■ Requisitos de tareas:
1. Sustituye "Berlinale" por "Mostra" y reproduce el fragmento citado, comenzando por "Fui a la manifestación pletórica" y continuando hasta "en cualquier campo.".
2. Según el fragmento citado, ¿qué premio recibió El retorno: La vida después del ISIS de Alba Sotorra?

■ Fragmento citado:
Fui a la manifestación pletórica después de la Berlinale y de los Gaudí. Las cineastas, no sólo las directoras, van fuertes en todos los sentidos y oficios. También en el de elevar a categoría de arte la vida pequeña. Aparte de las grandes ganadoras, la alegría del premio a una de las protagonistas de Chavalas de Carol Rodríguez Colás, una película preciosa, o el premio a mejor documental a la inquietante El retorno: La vida después del ISIS de Alba Sotorra, o el de mejor película para televisión a Frederica Montseny, la mujer que habla de Laura Mañá. Pero desolada porque todavía se percibe como una mayoría arrolladora cuando las mujeres alcanzan un exiguo 30% en cualquier campo.
Fui a la manifestación alegre y rodeada, a pesar de ser la primera pospandémica, de tantas mujeres de todas las edades, barrios y condiciones que era difícil ver dónde terminaba, lejos los años donde nos reuníamos y nos manifestábamos tan sólo las sospechosas habituales. Con pesar, sin embargo, porque muchas jóvenes manifiestan que la discriminación es algo del pasado —vaya, que esto les ocurría a sus madres, a sus abuelas— y pienso que el hecho de que yo, muchas de mi generación, hubiésemos cometido ya este mismo error de juicio y falta de criterio no les ha servido de nada. Un poco nerviosa de que cualquier misógino se atreva a menospreciar burdamente a una política tan poderosa como la médica Ursula von der Leyen, presidenta de la Comisión Europea, sin que sus “compañeros” muestren mucha capacidad de reacción; tan osados que se muestran en cualquier otra contienda.

Datos de análisis del diseño de página

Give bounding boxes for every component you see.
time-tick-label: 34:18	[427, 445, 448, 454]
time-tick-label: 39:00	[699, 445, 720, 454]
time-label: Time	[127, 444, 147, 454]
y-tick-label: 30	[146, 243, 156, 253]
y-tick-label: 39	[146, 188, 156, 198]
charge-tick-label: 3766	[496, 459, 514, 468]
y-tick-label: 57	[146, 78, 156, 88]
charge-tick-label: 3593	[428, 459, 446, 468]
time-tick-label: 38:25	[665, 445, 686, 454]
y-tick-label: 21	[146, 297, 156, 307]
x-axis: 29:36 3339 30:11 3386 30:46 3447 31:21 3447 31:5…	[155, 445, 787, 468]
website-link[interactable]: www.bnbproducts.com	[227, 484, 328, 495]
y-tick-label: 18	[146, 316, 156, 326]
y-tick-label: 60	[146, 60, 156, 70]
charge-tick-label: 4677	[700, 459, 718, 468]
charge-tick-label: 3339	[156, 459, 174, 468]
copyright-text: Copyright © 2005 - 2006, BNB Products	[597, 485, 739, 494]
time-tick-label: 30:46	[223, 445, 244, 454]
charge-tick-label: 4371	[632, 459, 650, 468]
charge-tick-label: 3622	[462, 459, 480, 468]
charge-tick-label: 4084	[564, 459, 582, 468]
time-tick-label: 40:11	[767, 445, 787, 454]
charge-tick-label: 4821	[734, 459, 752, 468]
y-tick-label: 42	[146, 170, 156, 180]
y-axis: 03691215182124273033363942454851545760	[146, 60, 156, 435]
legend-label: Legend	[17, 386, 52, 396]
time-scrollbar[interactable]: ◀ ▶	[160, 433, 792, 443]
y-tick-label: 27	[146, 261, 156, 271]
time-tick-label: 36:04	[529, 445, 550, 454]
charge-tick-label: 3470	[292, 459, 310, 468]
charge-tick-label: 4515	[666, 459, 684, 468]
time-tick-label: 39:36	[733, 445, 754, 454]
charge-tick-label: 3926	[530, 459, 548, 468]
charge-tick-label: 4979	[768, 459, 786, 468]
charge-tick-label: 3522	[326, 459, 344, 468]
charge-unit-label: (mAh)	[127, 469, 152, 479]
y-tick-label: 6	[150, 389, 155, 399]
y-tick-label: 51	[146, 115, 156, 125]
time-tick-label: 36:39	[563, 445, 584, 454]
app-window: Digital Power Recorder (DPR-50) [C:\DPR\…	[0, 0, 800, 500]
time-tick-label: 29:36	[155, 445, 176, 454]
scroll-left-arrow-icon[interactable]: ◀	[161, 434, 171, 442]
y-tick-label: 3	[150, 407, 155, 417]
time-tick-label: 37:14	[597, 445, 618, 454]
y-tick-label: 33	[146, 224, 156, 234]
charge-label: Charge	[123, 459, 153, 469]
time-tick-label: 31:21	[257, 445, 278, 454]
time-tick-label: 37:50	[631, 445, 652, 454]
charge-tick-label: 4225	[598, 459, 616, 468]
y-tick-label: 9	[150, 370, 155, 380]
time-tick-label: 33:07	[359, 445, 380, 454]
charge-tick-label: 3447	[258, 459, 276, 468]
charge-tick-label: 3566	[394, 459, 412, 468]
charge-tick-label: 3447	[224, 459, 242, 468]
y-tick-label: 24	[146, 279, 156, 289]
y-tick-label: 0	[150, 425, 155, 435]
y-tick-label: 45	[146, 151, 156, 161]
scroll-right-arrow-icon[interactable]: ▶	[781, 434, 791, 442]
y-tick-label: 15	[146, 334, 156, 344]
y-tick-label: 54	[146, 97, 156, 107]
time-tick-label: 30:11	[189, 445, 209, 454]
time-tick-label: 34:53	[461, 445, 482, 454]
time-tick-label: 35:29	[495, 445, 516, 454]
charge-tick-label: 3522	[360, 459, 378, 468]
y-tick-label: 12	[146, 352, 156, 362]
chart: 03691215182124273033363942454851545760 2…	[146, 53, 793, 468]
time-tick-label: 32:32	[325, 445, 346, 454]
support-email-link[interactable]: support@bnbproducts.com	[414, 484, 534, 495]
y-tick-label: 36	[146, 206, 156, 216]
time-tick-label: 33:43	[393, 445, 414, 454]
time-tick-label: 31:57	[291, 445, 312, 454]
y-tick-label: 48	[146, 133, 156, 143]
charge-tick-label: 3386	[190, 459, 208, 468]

■ Respuestas numeradas:
1.
Fui a la manifestación pletórica después de la Mostra y de los Gaudí. Las cineastas, no sólo las directoras, van fuertes en todos los sentidos y oficios. También en el de elevar a categoría de arte la vida pequeña. Aparte de las grandes ganadoras, la alegría del premio a una de las protagonistas de Chavalas de Carol Rodríguez Colás, una película preciosa, o el premio a mejor documental a la inquietante El retorno: La vida después del ISIS de Alba Sotorra, o el de mejor película para televisión a Frederica Montseny, la mujer que habla de Laura Mañá. Pero desolada porque todavía se percibe como una mayoría arrolladora cuando las mujeres alcanzan un exiguo 30% en cualquier campo.

2. El premio a mejor documental.